> [REQUIRED TASK]
Reproduce the lines of the material exactly, excluding every image.

[Collected data entries]
Begin

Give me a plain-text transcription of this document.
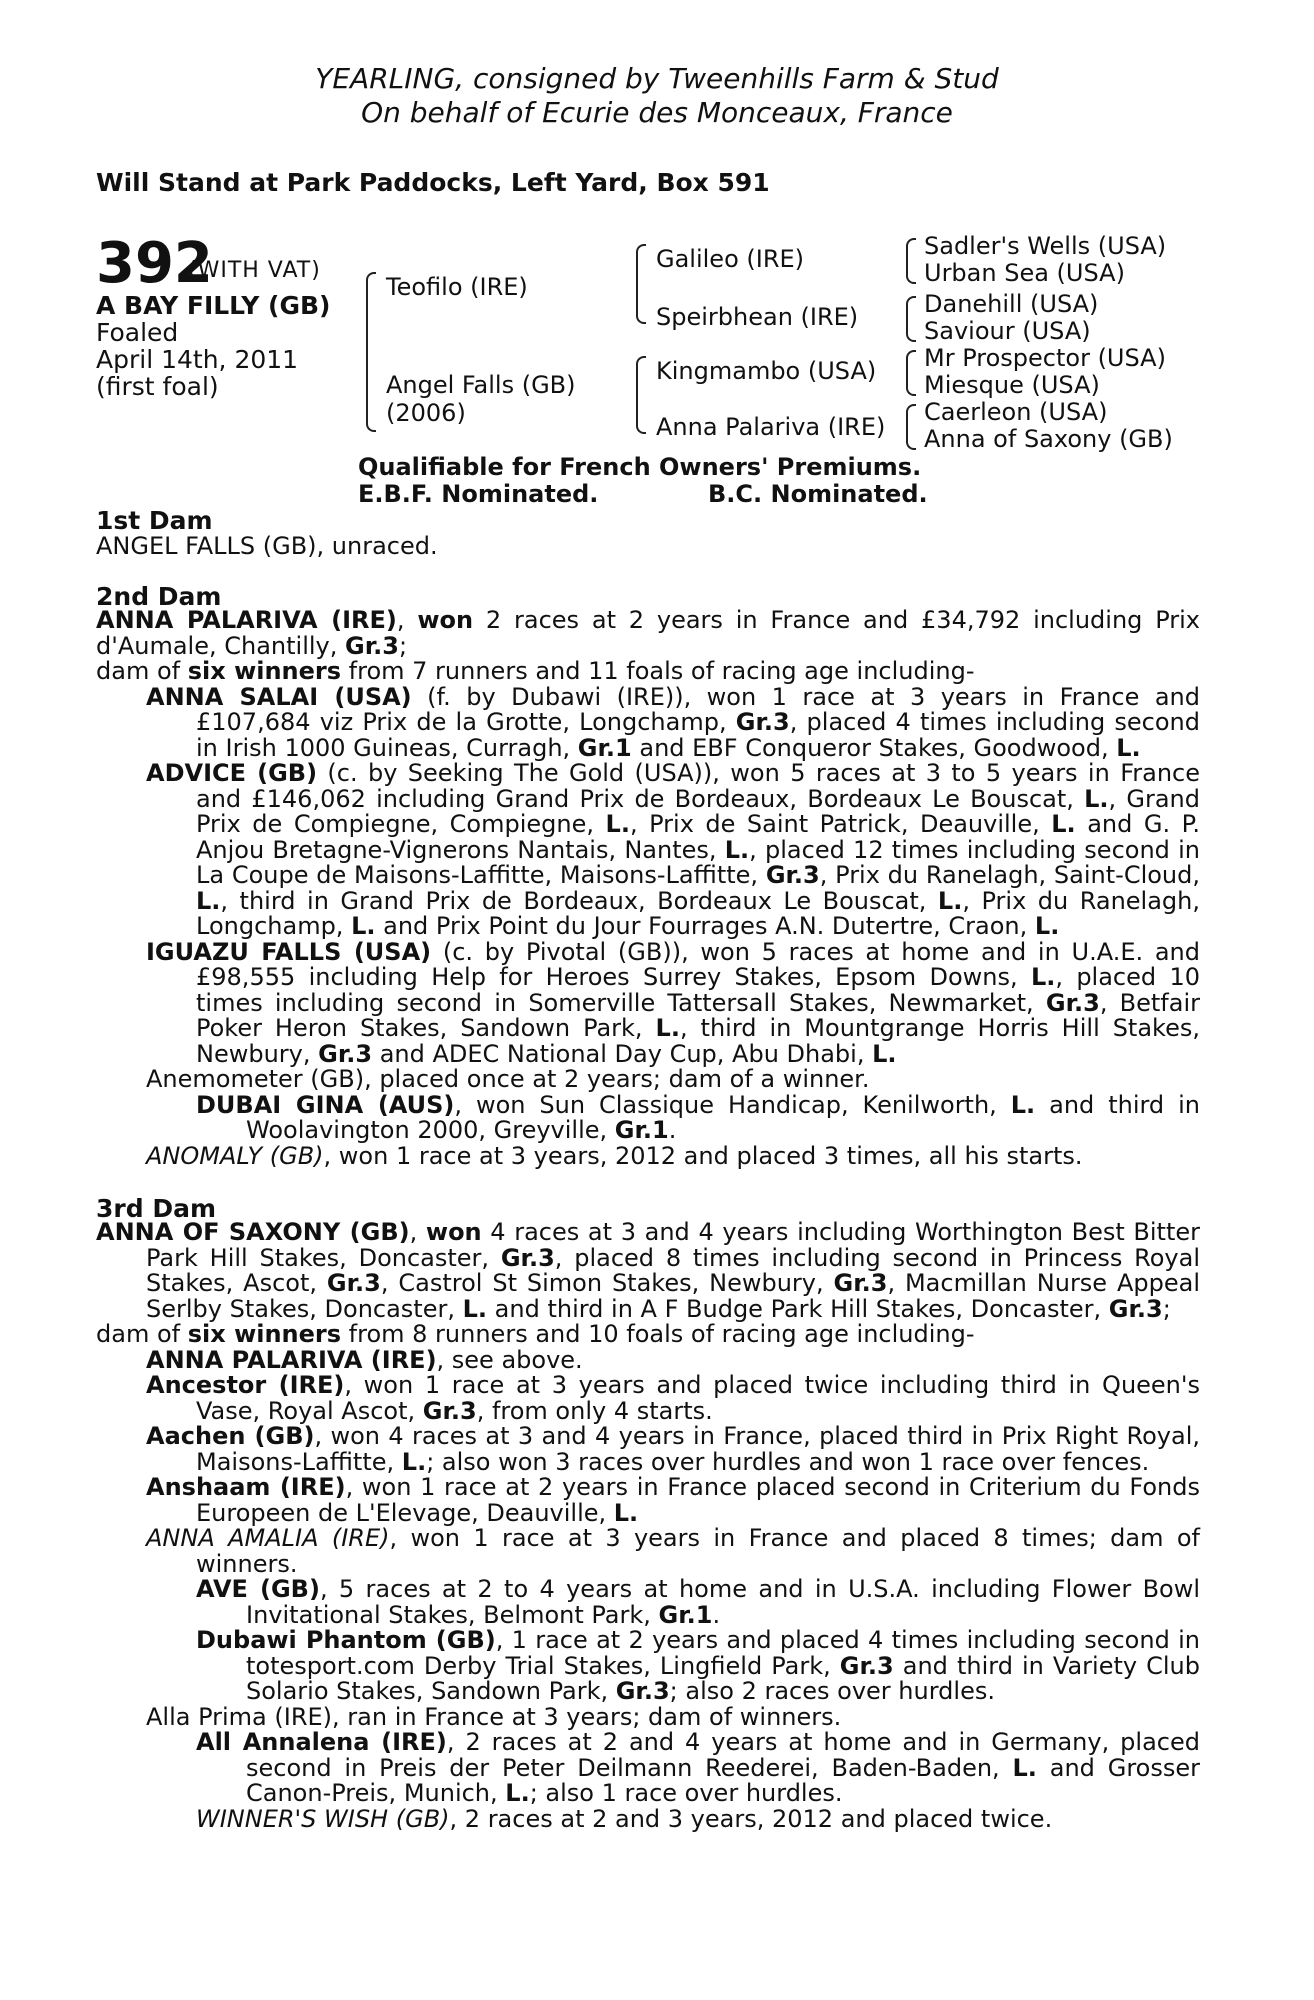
YEARLING, consigned by Tweenhills Farm & Stud
On behalf of Ecurie des Monceaux, France
Will Stand at Park Paddocks, Left Yard, Box 591
392
(WITH VAT)
A BAY FILLY (GB)
Foaled
April 14th, 2011
(first foal)
Teofilo (IRE)
Angel Falls (GB)
(2006)
Galileo (IRE)
Speirbhean (IRE)
Kingmambo (USA)
Anna Palariva (IRE)
Sadler's Wells (USA)
Urban Sea (USA)
Danehill (USA)
Saviour (USA)
Mr Prospector (USA)
Miesque (USA)
Caerleon (USA)
Anna of Saxony (GB)
Qualifiable for French Owners' Premiums.
E.B.F. Nominated.	B.C. Nominated.
1st Dam
ANGEL FALLS (GB), unraced.
2nd Dam

ANNA PALARIVA (IRE), won 2 races at 2 years in France and £34,792 including Prix d'Aumale, Chantilly, Gr.3;

dam of six winners from 7 runners and 11 foals of racing age including-

ANNA SALAI (USA) (f. by Dubawi (IRE)), won 1 race at 3 years in France and £107,684 viz Prix de la Grotte, Longchamp, Gr.3, placed 4 times including second in Irish 1000 Guineas, Curragh, Gr.1 and EBF Conqueror Stakes, Goodwood, L.

ADVICE (GB) (c. by Seeking The Gold (USA)), won 5 races at 3 to 5 years in France and £146,062 including Grand Prix de Bordeaux, Bordeaux Le Bouscat, L., Grand Prix de Compiegne, Compiegne, L., Prix de Saint Patrick, Deauville, L. and G. P. Anjou Bretagne-Vignerons Nantais, Nantes, L., placed 12 times including second in La Coupe de Maisons-Laffitte, Maisons-Laffitte, Gr.3, Prix du Ranelagh, Saint-Cloud, L., third in Grand Prix de Bordeaux, Bordeaux Le Bouscat, L., Prix du Ranelagh, Longchamp, L. and Prix Point du Jour Fourrages A.N. Dutertre, Craon, L.

IGUAZU FALLS (USA) (c. by Pivotal (GB)), won 5 races at home and in U.A.E. and £98,555 including Help for Heroes Surrey Stakes, Epsom Downs, L., placed 10 times including second in Somerville Tattersall Stakes, Newmarket, Gr.3, Betfair Poker Heron Stakes, Sandown Park, L., third in Mountgrange Horris Hill Stakes, Newbury, Gr.3 and ADEC National Day Cup, Abu Dhabi, L.

Anemometer (GB), placed once at 2 years; dam of a winner.

DUBAI GINA (AUS), won Sun Classique Handicap, Kenilworth, L. and third in Woolavington 2000, Greyville, Gr.1.

ANOMALY (GB), won 1 race at 3 years, 2012 and placed 3 times, all his starts.

3rd Dam

ANNA OF SAXONY (GB), won 4 races at 3 and 4 years including Worthington Best Bitter Park Hill Stakes, Doncaster, Gr.3, placed 8 times including second in Princess Royal Stakes, Ascot, Gr.3, Castrol St Simon Stakes, Newbury, Gr.3, Macmillan Nurse Appeal Serlby Stakes, Doncaster, L. and third in A F Budge Park Hill Stakes, Doncaster, Gr.3;

dam of six winners from 8 runners and 10 foals of racing age including-

ANNA PALARIVA (IRE), see above.

Ancestor (IRE), won 1 race at 3 years and placed twice including third in Queen's Vase, Royal Ascot, Gr.3, from only 4 starts.

Aachen (GB), won 4 races at 3 and 4 years in France, placed third in Prix Right Royal, Maisons-Laffitte, L.; also won 3 races over hurdles and won 1 race over fences.

Anshaam (IRE), won 1 race at 2 years in France placed second in Criterium du Fonds Europeen de L'Elevage, Deauville, L.

ANNA AMALIA (IRE), won 1 race at 3 years in France and placed 8 times; dam of winners.

AVE (GB), 5 races at 2 to 4 years at home and in U.S.A. including Flower Bowl Invitational Stakes, Belmont Park, Gr.1.

Dubawi Phantom (GB), 1 race at 2 years and placed 4 times including second in totesport.com Derby Trial Stakes, Lingfield Park, Gr.3 and third in Variety Club Solario Stakes, Sandown Park, Gr.3; also 2 races over hurdles.

Alla Prima (IRE), ran in France at 3 years; dam of winners.

All Annalena (IRE), 2 races at 2 and 4 years at home and in Germany, placed second in Preis der Peter Deilmann Reederei, Baden-Baden, L. and Grosser Canon-Preis, Munich, L.; also 1 race over hurdles.

WINNER'S WISH (GB), 2 races at 2 and 3 years, 2012 and placed twice.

End

> [SOLUTION FOR THIS PROBLEM]
Give me a plain-text transcription of this document.
YEARLING, consigned by Tweenhills Farm & Stud
On behalf of Ecurie des Monceaux, France
Will Stand at Park Paddocks, Left Yard, Box 591
392
(WITH VAT)
A BAY FILLY (GB)
Foaled
April 14th, 2011
(first foal)
Teofilo (IRE)
Angel Falls (GB)
(2006)
Galileo (IRE)
Speirbhean (IRE)
Kingmambo (USA)
Anna Palariva (IRE)
Sadler's Wells (USA)
Urban Sea (USA)
Danehill (USA)
Saviour (USA)
Mr Prospector (USA)
Miesque (USA)
Caerleon (USA)
Anna of Saxony (GB)
Qualifiable for French Owners' Premiums.
E.B.F. Nominated.	B.C. Nominated.
1st Dam
ANGEL FALLS (GB), unraced.
2nd Dam

ANNA PALARIVA (IRE), won 2 races at 2 years in France and £34,792 including Prix d'Aumale, Chantilly, Gr.3;

dam of six winners from 7 runners and 11 foals of racing age including-

ANNA SALAI (USA) (f. by Dubawi (IRE)), won 1 race at 3 years in France and £107,684 viz Prix de la Grotte, Longchamp, Gr.3, placed 4 times including second in Irish 1000 Guineas, Curragh, Gr.1 and EBF Conqueror Stakes, Goodwood, L.

ADVICE (GB) (c. by Seeking The Gold (USA)), won 5 races at 3 to 5 years in France and £146,062 including Grand Prix de Bordeaux, Bordeaux Le Bouscat, L., Grand Prix de Compiegne, Compiegne, L., Prix de Saint Patrick, Deauville, L. and G. P. Anjou Bretagne-Vignerons Nantais, Nantes, L., placed 12 times including second in La Coupe de Maisons-Laffitte, Maisons-Laffitte, Gr.3, Prix du Ranelagh, Saint-Cloud, L., third in Grand Prix de Bordeaux, Bordeaux Le Bouscat, L., Prix du Ranelagh, Longchamp, L. and Prix Point du Jour Fourrages A.N. Dutertre, Craon, L.

IGUAZU FALLS (USA) (c. by Pivotal (GB)), won 5 races at home and in U.A.E. and £98,555 including Help for Heroes Surrey Stakes, Epsom Downs, L., placed 10 times including second in Somerville Tattersall Stakes, Newmarket, Gr.3, Betfair Poker Heron Stakes, Sandown Park, L., third in Mountgrange Horris Hill Stakes, Newbury, Gr.3 and ADEC National Day Cup, Abu Dhabi, L.

Anemometer (GB), placed once at 2 years; dam of a winner.

DUBAI GINA (AUS), won Sun Classique Handicap, Kenilworth, L. and third in Woolavington 2000, Greyville, Gr.1.

ANOMALY (GB), won 1 race at 3 years, 2012 and placed 3 times, all his starts.

3rd Dam

ANNA OF SAXONY (GB), won 4 races at 3 and 4 years including Worthington Best Bitter Park Hill Stakes, Doncaster, Gr.3, placed 8 times including second in Princess Royal Stakes, Ascot, Gr.3, Castrol St Simon Stakes, Newbury, Gr.3, Macmillan Nurse Appeal Serlby Stakes, Doncaster, L. and third in A F Budge Park Hill Stakes, Doncaster, Gr.3;

dam of six winners from 8 runners and 10 foals of racing age including-

ANNA PALARIVA (IRE), see above.

Ancestor (IRE), won 1 race at 3 years and placed twice including third in Queen's Vase, Royal Ascot, Gr.3, from only 4 starts.

Aachen (GB), won 4 races at 3 and 4 years in France, placed third in Prix Right Royal, Maisons-Laffitte, L.; also won 3 races over hurdles and won 1 race over fences.

Anshaam (IRE), won 1 race at 2 years in France placed second in Criterium du Fonds Europeen de L'Elevage, Deauville, L.

ANNA AMALIA (IRE), won 1 race at 3 years in France and placed 8 times; dam of winners.

AVE (GB), 5 races at 2 to 4 years at home and in U.S.A. including Flower Bowl Invitational Stakes, Belmont Park, Gr.1.

Dubawi Phantom (GB), 1 race at 2 years and placed 4 times including second in totesport.com Derby Trial Stakes, Lingfield Park, Gr.3 and third in Variety Club Solario Stakes, Sandown Park, Gr.3; also 2 races over hurdles.

Alla Prima (IRE), ran in France at 3 years; dam of winners.

All Annalena (IRE), 2 races at 2 and 4 years at home and in Germany, placed second in Preis der Peter Deilmann Reederei, Baden-Baden, L. and Grosser Canon-Preis, Munich, L.; also 1 race over hurdles.

WINNER'S WISH (GB), 2 races at 2 and 3 years, 2012 and placed twice.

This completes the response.